Identify all lines in the listing that include the word "için", and copy them out.

Record list:
++++++++

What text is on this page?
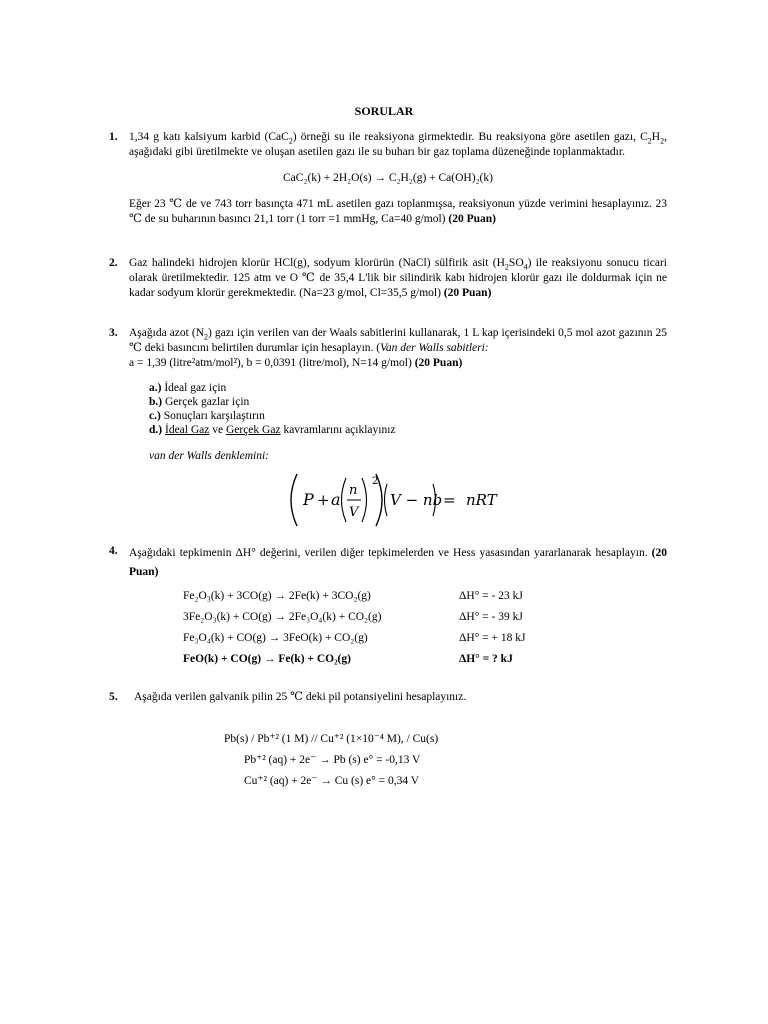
SORULAR
1. 1,34 g katı kalsiyum karbid (CaC$_2$) örneği su ile reaksiyona girmektedir. Bu reaksiyona göre asetilen gazı, $C_2H_2$, aşağıdaki gibi üretilmekte ve oluşan asetilen gazı ile su buharı bir gaz toplama düzeneğinde toplanmaktadır.
CaC₂(k) + 2H₂O(s) → C₂H₂(g) + Ca(OH)₂(k)
Eğer 23 ℃ de ve 743 torr basınçta 471 mL asetilen gazı toplanmışsa, reaksiyonun yüzde verimini hesaplayınız. 23 ℃ de su buharının basıncı 21,1 torr (1 torr =1 mmHg, Ca=40 g/mol) (20 Puan)
2. Gaz halindeki hidrojen klorür HCl(g), sodyum klorürün (NaCl) sülfirik asit $(H_2SO_4)$ ile reaksiyonu sonucu ticari olarak üretilmektedir. 125 atm ve O ℃ de 35,4 L'lik bir silindirik kabı hidrojen klorür gazı ile doldurmak için ne kadar sodyum klorür gerekmektedir. (Na=23 g/mol, Cl=35,5 g/mol) (20 Puan)
3. Aşağıda azot $(N_2)$ gazı için verilen van der Waals sabitlerini kullanarak, 1 L kap içerisindeki 0,5 mol azot gazının 25 ℃ deki basıncını belirtilen durumlar için hesaplayın. (Van der Walls sabitleri:
a = 1,39 (litre²atm/mol²), b = 0,0391 (litre/mol), N=14 g/mol) (20 Puan)
a.) İdeal gaz için
b.) Gerçek gazlar için
c.) Sonuçları karşılaştırın
d.) İdeal Gaz ve Gerçek Gaz kavramlarını açıklayınız
van der Walls denklemini:
P + a n
V
2
V − nb = nRT
4. Aşağıdaki tepkimenin ΔH° değerini, verilen diğer tepkimelerden ve Hess yasasından yararlanarak hesaplayın. (20 Puan)
Fe₂O₃(k) + 3CO(g) → 2Fe(k) + 3CO₂(g)	ΔH° = - 23 kJ
3Fe₂O₃(k) + CO(g) → 2Fe₃O₄(k) + CO₂(g)	ΔH° = - 39 kJ
Fe₃O₄(k) + CO(g) → 3FeO(k) + CO₂(g)	ΔH° = + 18 kJ
FeO(k) + CO(g) → Fe(k) + CO₂(g)	ΔH° = ? kJ
5. Aşağıda verilen galvanik pilin 25 ℃ deki pil potansiyelini hesaplayınız.
Pb(s) / Pb⁺² (1 M) // Cu⁺² (1×10⁻⁴ M), / Cu(s)
Pb⁺² (aq) + 2e⁻ → Pb (s) e° = -0,13 V
Cu⁺² (aq) + 2e⁻ → Cu (s) e° = 0,34 V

++++++++

Response to this task:
2. Gaz halindeki hidrojen klorür HCl(g), sodyum klorürün (NaCl) sülfirik asit $(H_2SO_4)$ ile reaksiyonu sonucu ticari olarak üretilmektedir. 125 atm ve O ℃ de 35,4 L'lik bir silindirik kabı hidrojen klorür gazı ile doldurmak için ne kadar sodyum klorür gerekmektedir. (Na=23 g/mol, Cl=35,5 g/mol) (20 Puan)
3. Aşağıda azot $(N_2)$ gazı için verilen van der Waals sabitlerini kullanarak, 1 L kap içerisindeki 0,5 mol azot gazının 25 ℃ deki basıncını belirtilen durumlar için hesaplayın. (Van der Walls sabitleri:
a.) İdeal gaz için
b.) Gerçek gazlar için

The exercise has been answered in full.